- Input
══════════════════════════════
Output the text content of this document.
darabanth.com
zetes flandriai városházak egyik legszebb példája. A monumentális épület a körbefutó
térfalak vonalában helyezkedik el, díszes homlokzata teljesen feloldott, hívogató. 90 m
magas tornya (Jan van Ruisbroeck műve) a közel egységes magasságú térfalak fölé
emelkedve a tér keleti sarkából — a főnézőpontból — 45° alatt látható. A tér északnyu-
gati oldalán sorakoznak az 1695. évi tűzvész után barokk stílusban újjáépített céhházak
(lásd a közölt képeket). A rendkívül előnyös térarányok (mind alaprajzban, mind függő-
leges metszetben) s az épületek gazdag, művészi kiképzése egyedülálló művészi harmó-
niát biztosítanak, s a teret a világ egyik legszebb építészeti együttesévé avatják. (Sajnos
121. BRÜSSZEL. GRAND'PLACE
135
══════════════════════════════
Write out every record, exactly as written.

- Written response
Output the text content of this document.
darabanth.com
zetes flandriai városházak egyik legszebb példája. A monumentális épület a körbefutó
térfalak vonalában helyezkedik el, díszes homlokzata teljesen feloldott, hívogató. 90 m
magas tornya (Jan van Ruisbroeck műve) a közel egységes magasságú térfalak fölé
emelkedve a tér keleti sarkából — a főnézőpontból — 45° alatt látható. A tér északnyu-
gati oldalán sorakoznak az 1695. évi tűzvész után barokk stílusban újjáépített céhházak
(lásd a közölt képeket). A rendkívül előnyös térarányok (mind alaprajzban, mind függő-
leges metszetben) s az épületek gazdag, művészi kiképzése egyedülálló művészi harmó-
niát biztosítanak, s a teret a világ egyik legszebb építészeti együttesévé avatják. (Sajnos
121. BRÜSSZEL. GRAND'PLACE
135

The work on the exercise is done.